What is expected:
From the data that follows, copy every line holding the string "facility".

Top of Entries provided

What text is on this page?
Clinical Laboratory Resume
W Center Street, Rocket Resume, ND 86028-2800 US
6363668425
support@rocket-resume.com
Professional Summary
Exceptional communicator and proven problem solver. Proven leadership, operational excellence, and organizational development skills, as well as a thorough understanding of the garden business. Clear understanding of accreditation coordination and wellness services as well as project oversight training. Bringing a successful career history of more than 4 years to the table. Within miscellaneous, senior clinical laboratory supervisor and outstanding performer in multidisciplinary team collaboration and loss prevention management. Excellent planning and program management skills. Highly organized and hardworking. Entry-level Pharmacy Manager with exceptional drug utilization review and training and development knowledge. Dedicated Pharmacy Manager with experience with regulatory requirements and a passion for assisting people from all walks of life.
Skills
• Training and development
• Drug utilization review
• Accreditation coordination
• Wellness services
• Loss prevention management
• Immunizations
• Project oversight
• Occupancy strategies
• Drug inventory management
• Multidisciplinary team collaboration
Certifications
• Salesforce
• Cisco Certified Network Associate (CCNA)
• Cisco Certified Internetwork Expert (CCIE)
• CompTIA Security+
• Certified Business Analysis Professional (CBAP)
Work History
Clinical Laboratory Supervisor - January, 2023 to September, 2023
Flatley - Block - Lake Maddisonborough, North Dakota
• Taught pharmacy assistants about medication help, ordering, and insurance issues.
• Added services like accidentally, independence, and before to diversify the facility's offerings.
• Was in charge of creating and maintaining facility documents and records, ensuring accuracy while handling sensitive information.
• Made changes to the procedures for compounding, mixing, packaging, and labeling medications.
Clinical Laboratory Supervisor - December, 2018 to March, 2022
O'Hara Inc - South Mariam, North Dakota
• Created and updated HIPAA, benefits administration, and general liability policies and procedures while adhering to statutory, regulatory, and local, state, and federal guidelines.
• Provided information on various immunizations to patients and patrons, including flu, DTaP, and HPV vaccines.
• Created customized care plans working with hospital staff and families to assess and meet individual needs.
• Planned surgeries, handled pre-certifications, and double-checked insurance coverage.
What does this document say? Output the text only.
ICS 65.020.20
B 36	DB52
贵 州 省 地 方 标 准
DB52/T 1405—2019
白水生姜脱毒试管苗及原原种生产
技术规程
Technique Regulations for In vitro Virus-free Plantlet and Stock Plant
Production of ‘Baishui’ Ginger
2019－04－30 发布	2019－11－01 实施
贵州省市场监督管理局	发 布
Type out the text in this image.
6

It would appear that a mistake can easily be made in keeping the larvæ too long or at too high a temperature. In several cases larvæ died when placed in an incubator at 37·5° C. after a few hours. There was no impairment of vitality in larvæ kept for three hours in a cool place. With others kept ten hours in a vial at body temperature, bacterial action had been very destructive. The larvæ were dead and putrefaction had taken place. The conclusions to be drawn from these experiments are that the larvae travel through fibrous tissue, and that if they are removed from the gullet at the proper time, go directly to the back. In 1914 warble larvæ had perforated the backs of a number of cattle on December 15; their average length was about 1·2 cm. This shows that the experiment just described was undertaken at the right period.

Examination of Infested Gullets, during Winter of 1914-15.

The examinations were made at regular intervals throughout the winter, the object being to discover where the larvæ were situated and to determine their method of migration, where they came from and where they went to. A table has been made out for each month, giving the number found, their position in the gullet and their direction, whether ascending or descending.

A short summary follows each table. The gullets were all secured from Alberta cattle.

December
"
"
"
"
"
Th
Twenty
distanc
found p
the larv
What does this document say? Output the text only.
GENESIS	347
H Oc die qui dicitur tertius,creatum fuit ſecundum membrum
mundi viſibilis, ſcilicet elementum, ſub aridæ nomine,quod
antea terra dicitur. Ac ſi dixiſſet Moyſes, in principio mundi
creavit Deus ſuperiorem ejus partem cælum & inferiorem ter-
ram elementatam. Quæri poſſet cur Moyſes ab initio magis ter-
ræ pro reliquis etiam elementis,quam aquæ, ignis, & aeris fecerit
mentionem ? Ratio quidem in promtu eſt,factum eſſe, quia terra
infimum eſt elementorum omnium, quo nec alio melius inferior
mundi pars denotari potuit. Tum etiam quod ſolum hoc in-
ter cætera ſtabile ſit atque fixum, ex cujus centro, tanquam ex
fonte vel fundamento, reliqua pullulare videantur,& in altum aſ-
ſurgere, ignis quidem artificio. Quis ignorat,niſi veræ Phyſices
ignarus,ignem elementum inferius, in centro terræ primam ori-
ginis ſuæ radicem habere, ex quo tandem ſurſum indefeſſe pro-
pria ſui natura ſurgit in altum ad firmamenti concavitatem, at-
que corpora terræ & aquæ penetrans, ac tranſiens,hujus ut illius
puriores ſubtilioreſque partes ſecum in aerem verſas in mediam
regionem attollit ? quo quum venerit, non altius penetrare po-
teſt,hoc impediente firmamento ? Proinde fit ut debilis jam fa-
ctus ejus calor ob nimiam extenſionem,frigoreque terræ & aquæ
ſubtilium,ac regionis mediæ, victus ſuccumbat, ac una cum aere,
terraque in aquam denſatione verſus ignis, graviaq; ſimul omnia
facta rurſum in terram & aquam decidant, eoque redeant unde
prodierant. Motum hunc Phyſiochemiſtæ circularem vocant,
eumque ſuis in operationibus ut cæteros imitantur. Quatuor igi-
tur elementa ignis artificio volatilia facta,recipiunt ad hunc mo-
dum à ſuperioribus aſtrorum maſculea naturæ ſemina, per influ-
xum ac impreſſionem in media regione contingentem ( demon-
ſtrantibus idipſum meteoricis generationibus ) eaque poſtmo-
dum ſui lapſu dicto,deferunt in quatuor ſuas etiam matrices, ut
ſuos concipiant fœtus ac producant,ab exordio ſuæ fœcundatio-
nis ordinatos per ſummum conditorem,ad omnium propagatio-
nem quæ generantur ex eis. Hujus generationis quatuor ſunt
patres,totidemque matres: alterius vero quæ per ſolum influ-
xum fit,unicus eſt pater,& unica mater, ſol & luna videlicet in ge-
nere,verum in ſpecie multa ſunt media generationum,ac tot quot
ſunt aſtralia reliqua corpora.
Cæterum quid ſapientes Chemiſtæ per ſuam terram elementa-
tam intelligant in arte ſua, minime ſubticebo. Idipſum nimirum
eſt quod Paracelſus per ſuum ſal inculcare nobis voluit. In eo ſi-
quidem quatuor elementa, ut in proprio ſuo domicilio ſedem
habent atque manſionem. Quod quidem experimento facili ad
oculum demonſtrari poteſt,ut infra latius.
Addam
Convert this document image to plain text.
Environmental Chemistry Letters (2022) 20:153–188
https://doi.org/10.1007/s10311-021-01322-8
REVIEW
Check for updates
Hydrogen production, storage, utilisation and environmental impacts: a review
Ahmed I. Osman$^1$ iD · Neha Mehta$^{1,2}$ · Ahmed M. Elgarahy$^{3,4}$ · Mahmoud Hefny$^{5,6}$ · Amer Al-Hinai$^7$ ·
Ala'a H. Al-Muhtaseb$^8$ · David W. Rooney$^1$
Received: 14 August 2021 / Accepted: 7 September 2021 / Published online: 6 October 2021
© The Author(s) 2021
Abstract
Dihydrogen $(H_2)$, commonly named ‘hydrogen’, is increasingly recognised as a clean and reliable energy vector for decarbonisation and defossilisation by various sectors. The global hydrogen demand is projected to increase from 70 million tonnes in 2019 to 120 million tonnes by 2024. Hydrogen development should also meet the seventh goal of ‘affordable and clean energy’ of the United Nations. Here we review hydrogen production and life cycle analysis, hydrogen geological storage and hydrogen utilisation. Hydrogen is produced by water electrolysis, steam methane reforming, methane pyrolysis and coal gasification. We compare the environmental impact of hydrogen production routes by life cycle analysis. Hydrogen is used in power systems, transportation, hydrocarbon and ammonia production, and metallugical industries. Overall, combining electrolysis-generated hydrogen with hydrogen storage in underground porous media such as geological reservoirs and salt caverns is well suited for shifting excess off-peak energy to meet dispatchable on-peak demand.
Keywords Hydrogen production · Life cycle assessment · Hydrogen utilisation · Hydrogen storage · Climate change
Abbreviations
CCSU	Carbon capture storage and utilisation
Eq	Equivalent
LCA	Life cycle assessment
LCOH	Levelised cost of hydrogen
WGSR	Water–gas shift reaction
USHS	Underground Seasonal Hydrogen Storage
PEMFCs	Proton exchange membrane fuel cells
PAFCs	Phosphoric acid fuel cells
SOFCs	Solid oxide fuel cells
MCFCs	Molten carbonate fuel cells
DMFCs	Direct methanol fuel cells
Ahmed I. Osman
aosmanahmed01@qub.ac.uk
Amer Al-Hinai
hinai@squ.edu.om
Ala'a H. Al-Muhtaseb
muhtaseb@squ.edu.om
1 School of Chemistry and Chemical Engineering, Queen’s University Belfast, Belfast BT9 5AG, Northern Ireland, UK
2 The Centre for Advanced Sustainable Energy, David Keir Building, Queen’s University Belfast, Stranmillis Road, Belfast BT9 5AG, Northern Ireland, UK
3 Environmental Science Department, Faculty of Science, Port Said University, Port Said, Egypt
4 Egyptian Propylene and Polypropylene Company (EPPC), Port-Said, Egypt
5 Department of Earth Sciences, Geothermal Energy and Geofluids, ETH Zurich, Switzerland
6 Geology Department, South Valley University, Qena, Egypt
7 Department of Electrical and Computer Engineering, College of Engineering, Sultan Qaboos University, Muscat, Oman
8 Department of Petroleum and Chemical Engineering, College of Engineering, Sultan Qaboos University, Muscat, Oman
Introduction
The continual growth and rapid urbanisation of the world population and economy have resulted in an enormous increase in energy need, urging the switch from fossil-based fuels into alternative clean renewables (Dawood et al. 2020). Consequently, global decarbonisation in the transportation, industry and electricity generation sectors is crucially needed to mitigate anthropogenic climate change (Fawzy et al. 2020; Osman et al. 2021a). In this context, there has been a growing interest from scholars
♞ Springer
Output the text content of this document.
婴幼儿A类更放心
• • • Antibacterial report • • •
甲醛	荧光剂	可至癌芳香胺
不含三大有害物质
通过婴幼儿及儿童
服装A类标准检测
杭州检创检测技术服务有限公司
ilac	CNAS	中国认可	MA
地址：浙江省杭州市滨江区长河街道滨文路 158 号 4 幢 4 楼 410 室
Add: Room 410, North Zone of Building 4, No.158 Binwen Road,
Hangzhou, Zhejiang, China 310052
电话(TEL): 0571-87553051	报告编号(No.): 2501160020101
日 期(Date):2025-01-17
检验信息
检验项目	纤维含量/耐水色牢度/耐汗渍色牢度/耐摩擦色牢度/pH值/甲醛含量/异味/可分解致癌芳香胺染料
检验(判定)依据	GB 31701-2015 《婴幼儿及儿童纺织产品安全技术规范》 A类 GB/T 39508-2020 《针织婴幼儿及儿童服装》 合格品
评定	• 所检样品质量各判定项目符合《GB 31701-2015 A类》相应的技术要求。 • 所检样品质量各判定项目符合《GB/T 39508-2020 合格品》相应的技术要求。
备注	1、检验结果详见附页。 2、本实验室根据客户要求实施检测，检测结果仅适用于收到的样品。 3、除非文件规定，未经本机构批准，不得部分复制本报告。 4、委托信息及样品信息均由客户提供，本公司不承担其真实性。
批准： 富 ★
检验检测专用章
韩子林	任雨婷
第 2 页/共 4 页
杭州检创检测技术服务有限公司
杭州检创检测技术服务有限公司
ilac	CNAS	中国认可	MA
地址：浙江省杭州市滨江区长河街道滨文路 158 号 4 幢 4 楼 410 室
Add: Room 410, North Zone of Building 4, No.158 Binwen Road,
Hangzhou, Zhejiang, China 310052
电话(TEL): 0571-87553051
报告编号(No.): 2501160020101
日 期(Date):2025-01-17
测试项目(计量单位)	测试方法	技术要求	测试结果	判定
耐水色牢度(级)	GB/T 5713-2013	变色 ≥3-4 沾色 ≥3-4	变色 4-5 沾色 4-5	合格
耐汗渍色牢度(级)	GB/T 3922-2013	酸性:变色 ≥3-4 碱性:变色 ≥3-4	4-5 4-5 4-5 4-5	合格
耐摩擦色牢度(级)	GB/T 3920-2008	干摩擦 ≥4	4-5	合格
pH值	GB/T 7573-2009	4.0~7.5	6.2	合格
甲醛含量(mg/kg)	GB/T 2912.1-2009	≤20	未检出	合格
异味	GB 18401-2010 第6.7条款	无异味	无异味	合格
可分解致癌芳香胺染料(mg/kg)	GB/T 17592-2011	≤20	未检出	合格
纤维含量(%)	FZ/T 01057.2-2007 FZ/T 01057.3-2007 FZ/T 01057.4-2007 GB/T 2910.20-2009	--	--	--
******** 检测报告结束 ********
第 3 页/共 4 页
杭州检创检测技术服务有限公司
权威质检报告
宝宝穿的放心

Bottom of Entries provided

Answer area:
• Added services like accidentally, independence, and before to diversify the facility's offerings.
• Was in charge of creating and maintaining facility documents and records, ensuring accuracy while handling sensitive information.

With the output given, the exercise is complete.